* _Exercise directions_
Gather up every line that includes the string "Search".

··· Data entries ···

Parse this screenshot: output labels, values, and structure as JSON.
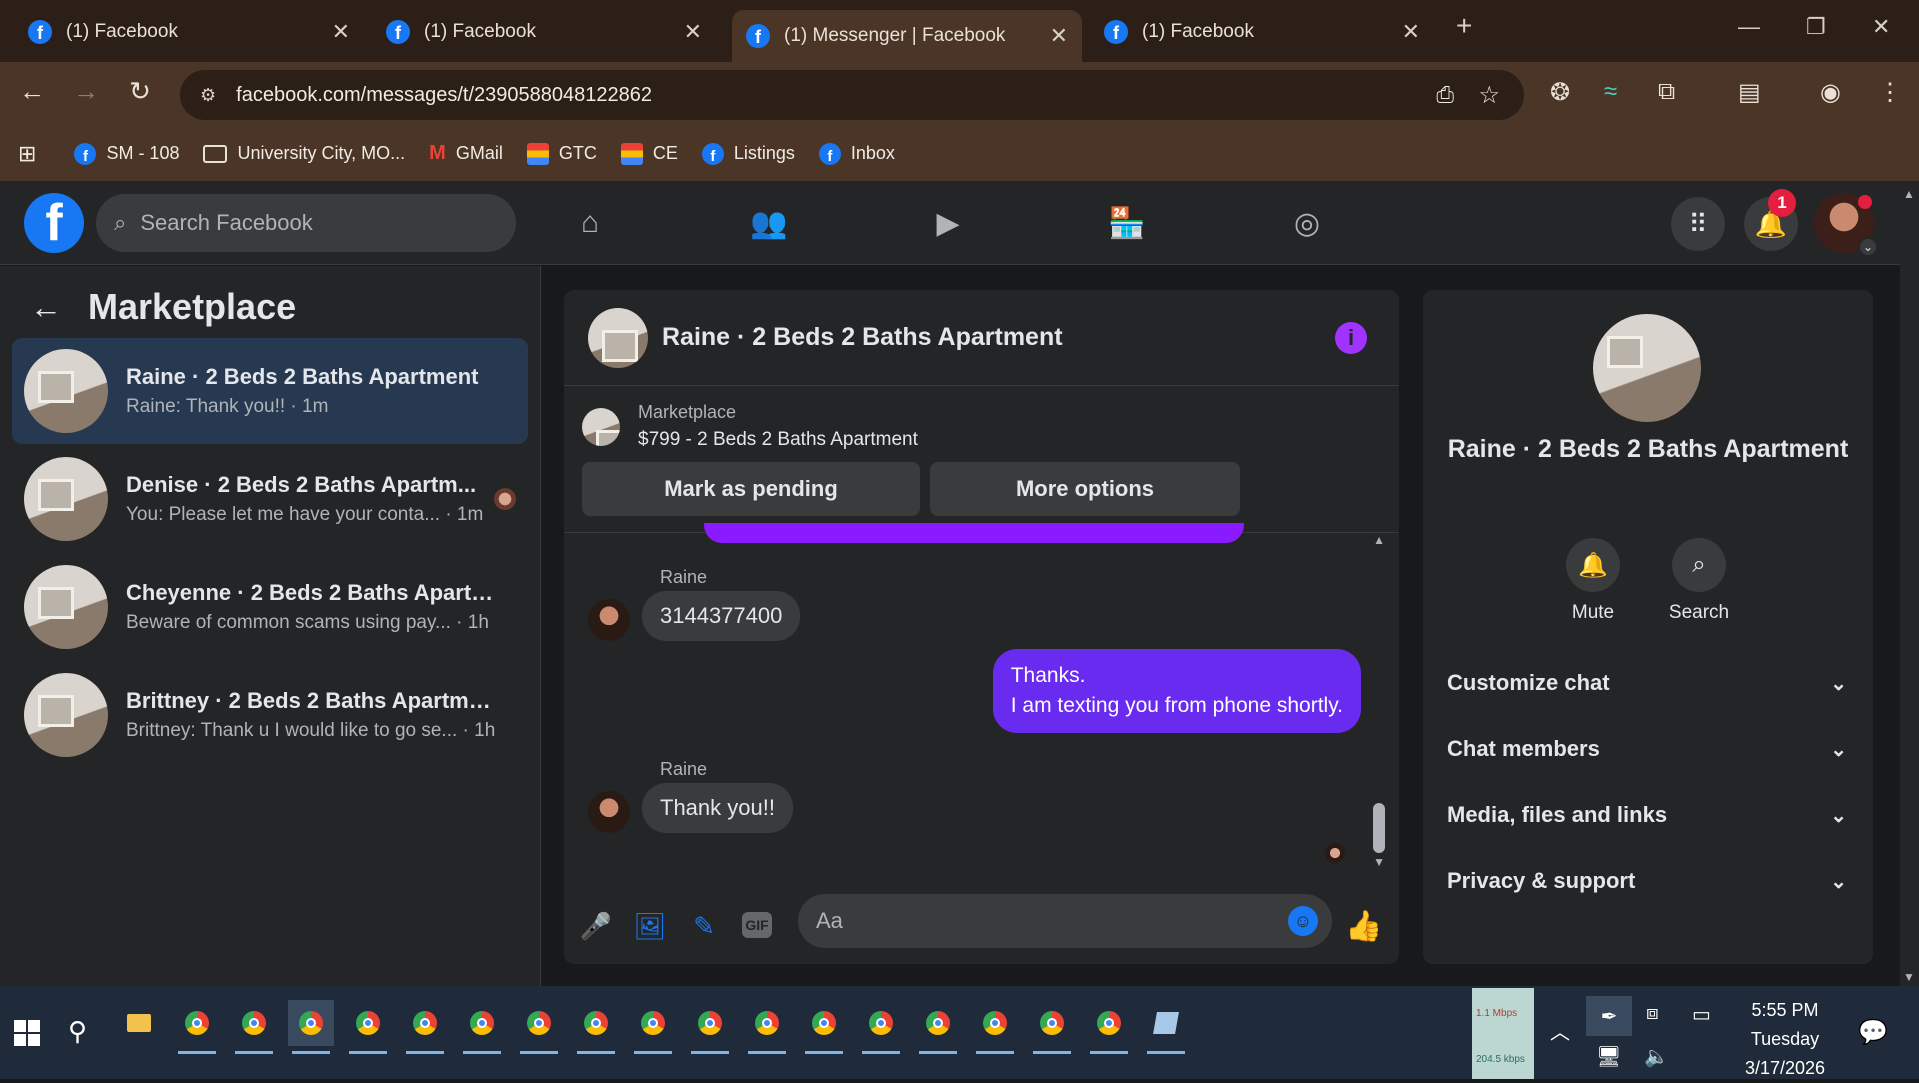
{
  "browser": {
    "tabs": [
      {
        "title": "(1) Facebook",
        "active": false
      },
      {
        "title": "(1) Facebook",
        "active": false
      },
      {
        "title": "(1) Messenger | Facebook",
        "active": true
      },
      {
        "title": "(1) Facebook",
        "active": false
      }
    ],
    "new_tab": "+",
    "url": "facebook.com/messages/t/2390588048122862",
    "bookmarks": [
      {
        "label": "SM - 108",
        "icon": "facebook-icon"
      },
      {
        "label": "University City, MO...",
        "icon": "folder-icon"
      },
      {
        "label": "GMail",
        "icon": "gmail-icon"
      },
      {
        "label": "GTC",
        "icon": "bookmark-icon"
      },
      {
        "label": "CE",
        "icon": "bookmark-icon"
      },
      {
        "label": "Listings",
        "icon": "facebook-icon"
      },
      {
        "label": "Inbox",
        "icon": "facebook-icon"
      }
    ]
  },
  "fb": {
    "search_placeholder": "Search Facebook",
    "notification_count": "1"
  },
  "left": {
    "title": "Marketplace",
    "conversations": [
      {
        "name": "Raine · 2 Beds 2 Baths Apartment",
        "preview": "Raine: Thank you!! · 1m",
        "active": true
      },
      {
        "name": "Denise · 2 Beds 2 Baths Apartm...",
        "preview": "You: Please let me have your conta... · 1m",
        "active": false
      },
      {
        "name": "Cheyenne · 2 Beds 2 Baths Apartm...",
        "preview": "Beware of common scams using pay... · 1h",
        "active": false
      },
      {
        "name": "Brittney · 2 Beds 2 Baths Apartment",
        "preview": "Brittney: Thank u I would like to go se... · 1h",
        "active": false
      }
    ]
  },
  "chat": {
    "title": "Raine · 2 Beds 2 Baths Apartment",
    "listing_source": "Marketplace",
    "listing_title": "$799 - 2 Beds 2 Baths Apartment",
    "mark_pending": "Mark as pending",
    "more_options": "More options",
    "messages": [
      {
        "sender": "Raine",
        "text": "3144377400",
        "direction": "in"
      },
      {
        "text_line1": "Thanks.",
        "text_line2": "I am texting you from phone shortly.",
        "direction": "out"
      },
      {
        "sender": "Raine",
        "text": "Thank you!!",
        "direction": "in"
      }
    ],
    "input_placeholder": "Aa"
  },
  "right": {
    "title": "Raine · 2 Beds 2 Baths Apartment",
    "mute": "Mute",
    "search": "Search",
    "sections": [
      "Customize chat",
      "Chat members",
      "Media, files and links",
      "Privacy & support"
    ]
  },
  "taskbar": {
    "net_down": "1.1 Mbps",
    "net_up": "204.5 kbps",
    "time": "5:55 PM",
    "day": "Tuesday",
    "date": "3/17/2026"
  },
  "colors": {
    "fb_blue": "#1877f2",
    "outgoing_bubble": "#6a2bf0",
    "active_conversation": "#263951"
  }
}
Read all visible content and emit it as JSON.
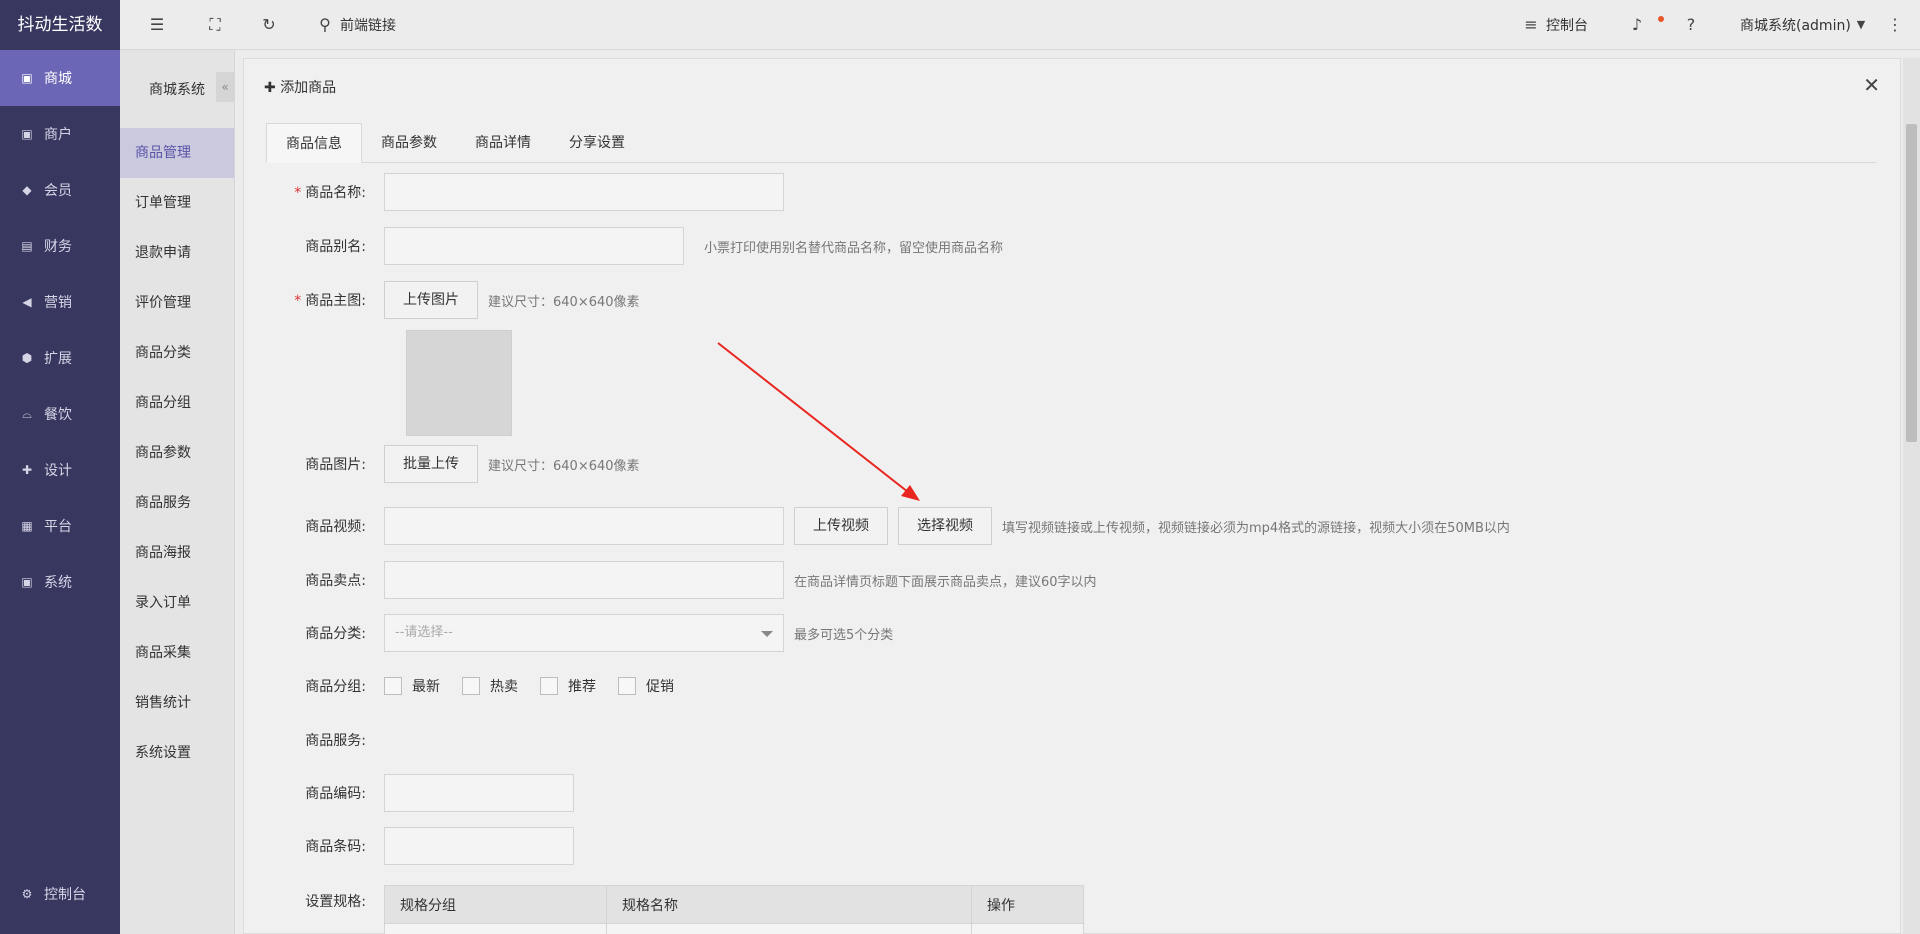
{
  "brand": "抖动生活数",
  "sidebar_main": {
    "items": [
      {
        "label": "商城",
        "icon": "shop-icon",
        "glyph": "▣"
      },
      {
        "label": "商户",
        "icon": "merchant-icon",
        "glyph": "▣"
      },
      {
        "label": "会员",
        "icon": "member-icon",
        "glyph": "◆"
      },
      {
        "label": "财务",
        "icon": "finance-icon",
        "glyph": "▤"
      },
      {
        "label": "营销",
        "icon": "megaphone-icon",
        "glyph": "◀"
      },
      {
        "label": "扩展",
        "icon": "cube-icon",
        "glyph": "⬢"
      },
      {
        "label": "餐饮",
        "icon": "dining-icon",
        "glyph": "⌓"
      },
      {
        "label": "设计",
        "icon": "puzzle-icon",
        "glyph": "✚"
      },
      {
        "label": "平台",
        "icon": "grid-icon",
        "glyph": "▦"
      },
      {
        "label": "系统",
        "icon": "monitor-icon",
        "glyph": "▣"
      }
    ],
    "bottom": {
      "label": "控制台",
      "icon": "gear-icon",
      "glyph": "⚙"
    }
  },
  "sidebar_sub": {
    "title": "商城系统",
    "collapse_glyph": "«",
    "items": [
      "商品管理",
      "订单管理",
      "退款申请",
      "评价管理",
      "商品分类",
      "商品分组",
      "商品参数",
      "商品服务",
      "商品海报",
      "录入订单",
      "商品采集",
      "销售统计",
      "系统设置"
    ]
  },
  "topbar": {
    "frontend_link": "前端链接",
    "console": "控制台",
    "user": "商城系统(admin)"
  },
  "panel": {
    "title": "添加商品",
    "close": "✕",
    "tabs": [
      "商品信息",
      "商品参数",
      "商品详情",
      "分享设置"
    ]
  },
  "form": {
    "name_label": "商品名称:",
    "alias_label": "商品别名:",
    "alias_hint": "小票打印使用别名替代商品名称，留空使用商品名称",
    "main_img_label": "商品主图:",
    "upload_image_btn": "上传图片",
    "size_hint": "建议尺寸：640×640像素",
    "gallery_label": "商品图片:",
    "batch_upload_btn": "批量上传",
    "video_label": "商品视频:",
    "upload_video_btn": "上传视频",
    "select_video_btn": "选择视频",
    "video_hint": "填写视频链接或上传视频，视频链接必须为mp4格式的源链接，视频大小须在50MB以内",
    "selling_label": "商品卖点:",
    "selling_hint": "在商品详情页标题下面展示商品卖点，建议60字以内",
    "category_label": "商品分类:",
    "category_placeholder": "--请选择--",
    "category_hint": "最多可选5个分类",
    "group_label": "商品分组:",
    "groups": [
      "最新",
      "热卖",
      "推荐",
      "促销"
    ],
    "service_label": "商品服务:",
    "code_label": "商品编码:",
    "barcode_label": "商品条码:",
    "spec_label": "设置规格:",
    "spec_headers": [
      "规格分组",
      "规格名称",
      "操作"
    ]
  },
  "colors": {
    "sidebar": "#383760",
    "active": "#6b66b5",
    "arrow": "#e8251f"
  }
}
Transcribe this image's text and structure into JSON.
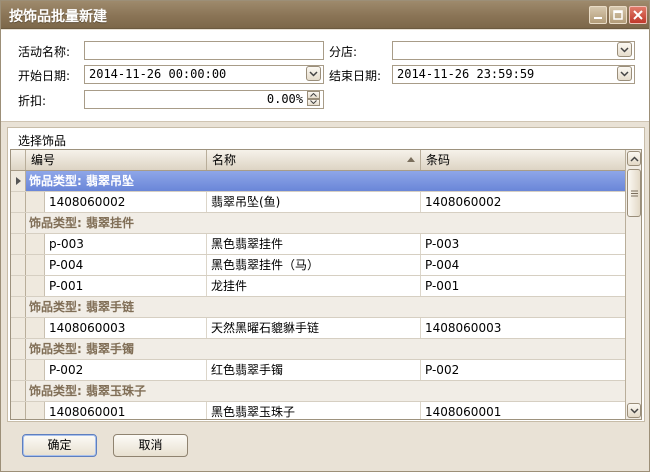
{
  "window": {
    "title": "按饰品批量新建"
  },
  "form": {
    "activity_label": "活动名称:",
    "activity_value": "",
    "branch_label": "分店:",
    "branch_value": "",
    "start_label": "开始日期:",
    "start_value": "2014-11-26 00:00:00",
    "end_label": "结束日期:",
    "end_value": "2014-11-26 23:59:59",
    "discount_label": "折扣:",
    "discount_value": "0.00%"
  },
  "grid": {
    "caption": "选择饰品",
    "columns": [
      "编号",
      "名称",
      "条码"
    ],
    "rows": [
      {
        "type": "group",
        "label": "饰品类型: 翡翠吊坠",
        "selected": true
      },
      {
        "type": "item",
        "id": "1408060002",
        "name": "翡翠吊坠(鱼)",
        "barcode": "1408060002"
      },
      {
        "type": "group",
        "label": "饰品类型: 翡翠挂件"
      },
      {
        "type": "item",
        "id": "p-003",
        "name": "黑色翡翠挂件",
        "barcode": "P-003"
      },
      {
        "type": "item",
        "id": "P-004",
        "name": "黑色翡翠挂件（马）",
        "barcode": "P-004"
      },
      {
        "type": "item",
        "id": "P-001",
        "name": "龙挂件",
        "barcode": "P-001"
      },
      {
        "type": "group",
        "label": "饰品类型: 翡翠手链"
      },
      {
        "type": "item",
        "id": "1408060003",
        "name": "天然黑曜石貔貅手链",
        "barcode": "1408060003"
      },
      {
        "type": "group",
        "label": "饰品类型: 翡翠手镯"
      },
      {
        "type": "item",
        "id": "P-002",
        "name": "红色翡翠手镯",
        "barcode": "P-002"
      },
      {
        "type": "group",
        "label": "饰品类型: 翡翠玉珠子"
      },
      {
        "type": "item",
        "id": "1408060001",
        "name": "黑色翡翠玉珠子",
        "barcode": "1408060001"
      }
    ]
  },
  "buttons": {
    "ok": "确定",
    "cancel": "取消"
  },
  "colors": {
    "titlebar": "#8a7456",
    "selected_row": "#7b95e0",
    "group_text": "#806e56"
  }
}
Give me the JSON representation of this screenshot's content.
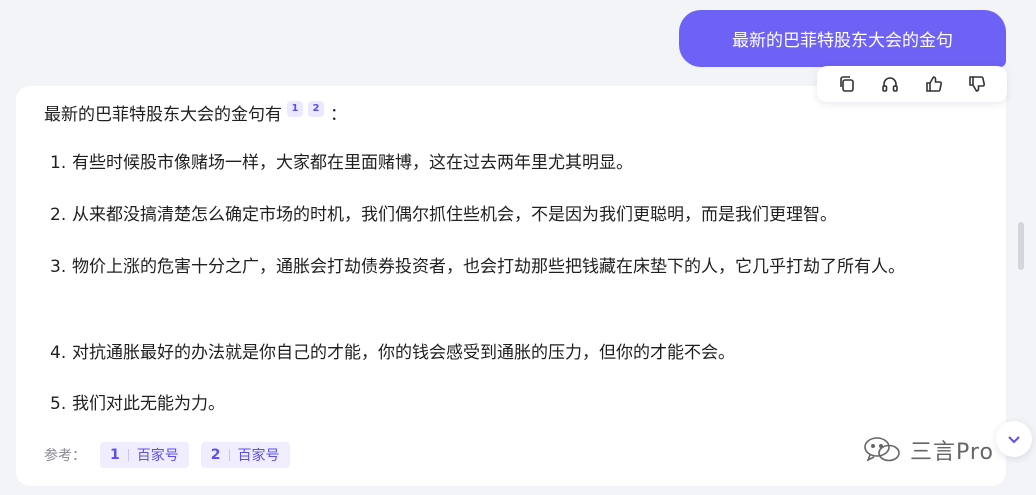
{
  "user_message": "最新的巴菲特股东大会的金句",
  "message_actions": {
    "copy": "copy-icon",
    "listen": "headphones-icon",
    "like": "thumbs-up-icon",
    "dislike": "thumbs-down-icon"
  },
  "answer": {
    "intro": "最新的巴菲特股东大会的金句有",
    "citations": [
      "1",
      "2"
    ],
    "colon": "：",
    "items": [
      {
        "num": "1.",
        "text": "有些时候股市像赌场一样，大家都在里面赌博，这在过去两年里尤其明显。"
      },
      {
        "num": "2.",
        "text": "从来都没搞清楚怎么确定市场的时机，我们偶尔抓住些机会，不是因为我们更聪明，而是我们更理智。"
      },
      {
        "num": "3.",
        "text": "物价上涨的危害十分之广，通胀会打劫债券投资者，也会打劫那些把钱藏在床垫下的人，它几乎打劫了所有人。"
      },
      {
        "num": "4.",
        "text": "对抗通胀最好的办法就是你自己的才能，你的钱会感受到通胀的压力，但你的才能不会。"
      },
      {
        "num": "5.",
        "text": "我们对此无能为力。"
      }
    ]
  },
  "references": {
    "label": "参考：",
    "items": [
      {
        "num": "1",
        "source": "百家号"
      },
      {
        "num": "2",
        "source": "百家号"
      }
    ]
  },
  "watermark": {
    "brand": "三言Pro"
  },
  "colors": {
    "accent": "#6e62f6",
    "background": "#f3f4f8",
    "citation_bg": "#ebe9ff"
  }
}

···

* _Expected answer_
    "search_placeholder": "Search Facebook",
    "search": "Search",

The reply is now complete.